** Start of Information provided **
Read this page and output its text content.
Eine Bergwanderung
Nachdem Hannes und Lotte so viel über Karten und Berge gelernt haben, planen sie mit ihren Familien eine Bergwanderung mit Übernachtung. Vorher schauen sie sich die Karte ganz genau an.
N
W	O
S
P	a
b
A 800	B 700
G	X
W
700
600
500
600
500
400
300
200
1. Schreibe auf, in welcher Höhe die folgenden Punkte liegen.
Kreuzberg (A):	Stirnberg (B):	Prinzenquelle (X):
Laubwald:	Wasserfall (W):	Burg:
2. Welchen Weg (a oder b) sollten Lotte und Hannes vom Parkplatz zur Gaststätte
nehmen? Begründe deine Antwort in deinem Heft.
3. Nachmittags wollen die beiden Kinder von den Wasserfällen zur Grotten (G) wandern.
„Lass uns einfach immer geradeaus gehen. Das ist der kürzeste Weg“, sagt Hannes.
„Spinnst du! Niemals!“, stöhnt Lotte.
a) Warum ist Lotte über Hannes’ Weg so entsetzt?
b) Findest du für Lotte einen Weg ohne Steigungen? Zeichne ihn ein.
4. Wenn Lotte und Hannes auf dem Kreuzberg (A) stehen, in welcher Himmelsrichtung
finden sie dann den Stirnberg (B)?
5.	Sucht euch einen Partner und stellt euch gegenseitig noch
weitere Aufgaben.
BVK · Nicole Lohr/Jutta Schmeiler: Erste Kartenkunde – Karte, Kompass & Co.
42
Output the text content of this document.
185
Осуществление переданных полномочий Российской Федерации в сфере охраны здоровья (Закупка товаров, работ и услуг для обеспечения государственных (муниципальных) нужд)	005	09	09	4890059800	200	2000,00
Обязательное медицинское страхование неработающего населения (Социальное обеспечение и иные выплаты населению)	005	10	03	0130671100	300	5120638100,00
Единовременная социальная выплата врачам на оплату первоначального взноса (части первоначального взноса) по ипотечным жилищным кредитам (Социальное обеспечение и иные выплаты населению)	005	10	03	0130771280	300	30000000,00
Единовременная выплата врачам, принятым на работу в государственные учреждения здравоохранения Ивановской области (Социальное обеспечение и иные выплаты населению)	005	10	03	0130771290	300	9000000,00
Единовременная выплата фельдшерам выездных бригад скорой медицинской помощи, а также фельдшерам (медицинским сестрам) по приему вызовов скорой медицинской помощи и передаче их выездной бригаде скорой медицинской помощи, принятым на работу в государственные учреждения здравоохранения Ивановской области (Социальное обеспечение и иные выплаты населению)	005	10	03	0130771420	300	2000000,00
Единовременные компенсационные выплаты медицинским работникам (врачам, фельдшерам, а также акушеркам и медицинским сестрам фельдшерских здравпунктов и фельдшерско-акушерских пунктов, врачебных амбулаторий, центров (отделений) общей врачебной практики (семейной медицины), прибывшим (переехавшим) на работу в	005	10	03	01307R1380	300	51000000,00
** End of Information provided **
• _Exercise directions_:
Extract each entry in full, exactly as given.

• _Answer to the problem_:
Read this page and output its text content.
Eine Bergwanderung
Nachdem Hannes und Lotte so viel über Karten und Berge gelernt haben, planen sie mit ihren Familien eine Bergwanderung mit Übernachtung. Vorher schauen sie sich die Karte ganz genau an.
N
W	O
S
P	a
b
A 800	B 700
G	X
W
700
600
500
600
500
400
300
200
1. Schreibe auf, in welcher Höhe die folgenden Punkte liegen.
Kreuzberg (A):	Stirnberg (B):	Prinzenquelle (X):
Laubwald:	Wasserfall (W):	Burg:
2. Welchen Weg (a oder b) sollten Lotte und Hannes vom Parkplatz zur Gaststätte
nehmen? Begründe deine Antwort in deinem Heft.
3. Nachmittags wollen die beiden Kinder von den Wasserfällen zur Grotten (G) wandern.
„Lass uns einfach immer geradeaus gehen. Das ist der kürzeste Weg“, sagt Hannes.
„Spinnst du! Niemals!“, stöhnt Lotte.
a) Warum ist Lotte über Hannes’ Weg so entsetzt?
b) Findest du für Lotte einen Weg ohne Steigungen? Zeichne ihn ein.
4. Wenn Lotte und Hannes auf dem Kreuzberg (A) stehen, in welcher Himmelsrichtung
finden sie dann den Stirnberg (B)?
5.	Sucht euch einen Partner und stellt euch gegenseitig noch
weitere Aufgaben.
BVK · Nicole Lohr/Jutta Schmeiler: Erste Kartenkunde – Karte, Kompass & Co.
42
Output the text content of this document.
185
Осуществление переданных полномочий Российской Федерации в сфере охраны здоровья (Закупка товаров, работ и услуг для обеспечения государственных (муниципальных) нужд)	005	09	09	4890059800	200	2000,00
Обязательное медицинское страхование неработающего населения (Социальное обеспечение и иные выплаты населению)	005	10	03	0130671100	300	5120638100,00
Единовременная социальная выплата врачам на оплату первоначального взноса (части первоначального взноса) по ипотечным жилищным кредитам (Социальное обеспечение и иные выплаты населению)	005	10	03	0130771280	300	30000000,00
Единовременная выплата врачам, принятым на работу в государственные учреждения здравоохранения Ивановской области (Социальное обеспечение и иные выплаты населению)	005	10	03	0130771290	300	9000000,00
Единовременная выплата фельдшерам выездных бригад скорой медицинской помощи, а также фельдшерам (медицинским сестрам) по приему вызовов скорой медицинской помощи и передаче их выездной бригаде скорой медицинской помощи, принятым на работу в государственные учреждения здравоохранения Ивановской области (Социальное обеспечение и иные выплаты населению)	005	10	03	0130771420	300	2000000,00
Единовременные компенсационные выплаты медицинским работникам (врачам, фельдшерам, а также акушеркам и медицинским сестрам фельдшерских здравпунктов и фельдшерско-акушерских пунктов, врачебных амбулаторий, центров (отделений) общей врачебной практики (семейной медицины), прибывшим (переехавшим) на работу в	005	10	03	01307R1380	300	51000000,00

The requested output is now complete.